To be done:
Copy every line of the material below word for word.

Dataset:

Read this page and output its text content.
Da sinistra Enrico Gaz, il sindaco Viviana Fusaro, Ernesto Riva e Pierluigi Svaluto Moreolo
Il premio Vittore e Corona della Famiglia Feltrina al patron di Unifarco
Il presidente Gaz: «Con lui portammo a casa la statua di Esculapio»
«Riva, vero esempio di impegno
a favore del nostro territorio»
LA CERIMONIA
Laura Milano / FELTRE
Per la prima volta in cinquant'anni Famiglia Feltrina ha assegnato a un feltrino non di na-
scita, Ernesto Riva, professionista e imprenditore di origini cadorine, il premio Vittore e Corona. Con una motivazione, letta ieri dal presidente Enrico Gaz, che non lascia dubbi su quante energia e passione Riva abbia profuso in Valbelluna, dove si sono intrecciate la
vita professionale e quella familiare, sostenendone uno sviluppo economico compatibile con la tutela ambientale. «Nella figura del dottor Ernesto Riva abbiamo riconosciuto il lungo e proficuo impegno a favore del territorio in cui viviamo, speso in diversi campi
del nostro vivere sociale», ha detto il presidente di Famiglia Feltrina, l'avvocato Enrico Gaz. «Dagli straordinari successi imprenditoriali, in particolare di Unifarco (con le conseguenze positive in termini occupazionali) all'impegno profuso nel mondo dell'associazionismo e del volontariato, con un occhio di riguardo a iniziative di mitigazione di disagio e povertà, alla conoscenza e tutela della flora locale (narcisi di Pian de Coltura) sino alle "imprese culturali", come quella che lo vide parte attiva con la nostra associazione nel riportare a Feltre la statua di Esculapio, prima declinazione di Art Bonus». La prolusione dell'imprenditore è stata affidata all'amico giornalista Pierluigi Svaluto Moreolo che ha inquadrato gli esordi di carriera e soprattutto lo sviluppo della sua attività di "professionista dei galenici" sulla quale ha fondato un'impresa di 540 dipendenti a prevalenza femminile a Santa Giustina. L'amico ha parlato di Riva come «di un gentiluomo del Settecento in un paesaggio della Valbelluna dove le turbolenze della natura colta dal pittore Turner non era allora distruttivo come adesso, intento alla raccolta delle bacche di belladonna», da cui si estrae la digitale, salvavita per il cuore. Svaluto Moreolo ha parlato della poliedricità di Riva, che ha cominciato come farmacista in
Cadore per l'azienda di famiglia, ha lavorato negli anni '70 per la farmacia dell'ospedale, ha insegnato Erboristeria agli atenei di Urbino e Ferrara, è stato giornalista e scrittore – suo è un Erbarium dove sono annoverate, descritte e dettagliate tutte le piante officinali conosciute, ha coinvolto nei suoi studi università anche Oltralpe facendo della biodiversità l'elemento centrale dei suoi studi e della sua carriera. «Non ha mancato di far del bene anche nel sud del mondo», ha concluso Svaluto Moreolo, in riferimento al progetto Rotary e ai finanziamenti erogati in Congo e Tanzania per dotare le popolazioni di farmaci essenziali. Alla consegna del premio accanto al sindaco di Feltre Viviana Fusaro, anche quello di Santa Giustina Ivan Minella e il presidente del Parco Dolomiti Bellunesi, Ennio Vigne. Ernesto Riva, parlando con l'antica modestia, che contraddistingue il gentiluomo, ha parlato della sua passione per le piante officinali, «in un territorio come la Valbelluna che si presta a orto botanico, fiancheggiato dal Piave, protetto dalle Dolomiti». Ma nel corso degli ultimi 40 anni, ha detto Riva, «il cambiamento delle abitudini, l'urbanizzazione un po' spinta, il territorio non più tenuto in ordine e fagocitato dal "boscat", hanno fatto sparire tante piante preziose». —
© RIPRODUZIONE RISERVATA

Output for this exercise:
Read this page and output its text content.
Da sinistra Enrico Gaz, il sindaco Viviana Fusaro, Ernesto Riva e Pierluigi Svaluto Moreolo
Il premio Vittore e Corona della Famiglia Feltrina al patron di Unifarco
Il presidente Gaz: «Con lui portammo a casa la statua di Esculapio»
«Riva, vero esempio di impegno
a favore del nostro territorio»
LA CERIMONIA
Laura Milano / FELTRE
Per la prima volta in cinquant'anni Famiglia Feltrina ha assegnato a un feltrino non di na-
scita, Ernesto Riva, professionista e imprenditore di origini cadorine, il premio Vittore e Corona. Con una motivazione, letta ieri dal presidente Enrico Gaz, che non lascia dubbi su quante energia e passione Riva abbia profuso in Valbelluna, dove si sono intrecciate la
vita professionale e quella familiare, sostenendone uno sviluppo economico compatibile con la tutela ambientale. «Nella figura del dottor Ernesto Riva abbiamo riconosciuto il lungo e proficuo impegno a favore del territorio in cui viviamo, speso in diversi campi
del nostro vivere sociale», ha detto il presidente di Famiglia Feltrina, l'avvocato Enrico Gaz. «Dagli straordinari successi imprenditoriali, in particolare di Unifarco (con le conseguenze positive in termini occupazionali) all'impegno profuso nel mondo dell'associazionismo e del volontariato, con un occhio di riguardo a iniziative di mitigazione di disagio e povertà, alla conoscenza e tutela della flora locale (narcisi di Pian de Coltura) sino alle "imprese culturali", come quella che lo vide parte attiva con la nostra associazione nel riportare a Feltre la statua di Esculapio, prima declinazione di Art Bonus». La prolusione dell'imprenditore è stata affidata all'amico giornalista Pierluigi Svaluto Moreolo che ha inquadrato gli esordi di carriera e soprattutto lo sviluppo della sua attività di "professionista dei galenici" sulla quale ha fondato un'impresa di 540 dipendenti a prevalenza femminile a Santa Giustina. L'amico ha parlato di Riva come «di un gentiluomo del Settecento in un paesaggio della Valbelluna dove le turbolenze della natura colta dal pittore Turner non era allora distruttivo come adesso, intento alla raccolta delle bacche di belladonna», da cui si estrae la digitale, salvavita per il cuore. Svaluto Moreolo ha parlato della poliedricità di Riva, che ha cominciato come farmacista in
Cadore per l'azienda di famiglia, ha lavorato negli anni '70 per la farmacia dell'ospedale, ha insegnato Erboristeria agli atenei di Urbino e Ferrara, è stato giornalista e scrittore – suo è un Erbarium dove sono annoverate, descritte e dettagliate tutte le piante officinali conosciute, ha coinvolto nei suoi studi università anche Oltralpe facendo della biodiversità l'elemento centrale dei suoi studi e della sua carriera. «Non ha mancato di far del bene anche nel sud del mondo», ha concluso Svaluto Moreolo, in riferimento al progetto Rotary e ai finanziamenti erogati in Congo e Tanzania per dotare le popolazioni di farmaci essenziali. Alla consegna del premio accanto al sindaco di Feltre Viviana Fusaro, anche quello di Santa Giustina Ivan Minella e il presidente del Parco Dolomiti Bellunesi, Ennio Vigne. Ernesto Riva, parlando con l'antica modestia, che contraddistingue il gentiluomo, ha parlato della sua passione per le piante officinali, «in un territorio come la Valbelluna che si presta a orto botanico, fiancheggiato dal Piave, protetto dalle Dolomiti». Ma nel corso degli ultimi 40 anni, ha detto Riva, «il cambiamento delle abitudini, l'urbanizzazione un po' spinta, il territorio non più tenuto in ordine e fagocitato dal "boscat", hanno fatto sparire tante piante preziose». —
© RIPRODUZIONE RISERVATA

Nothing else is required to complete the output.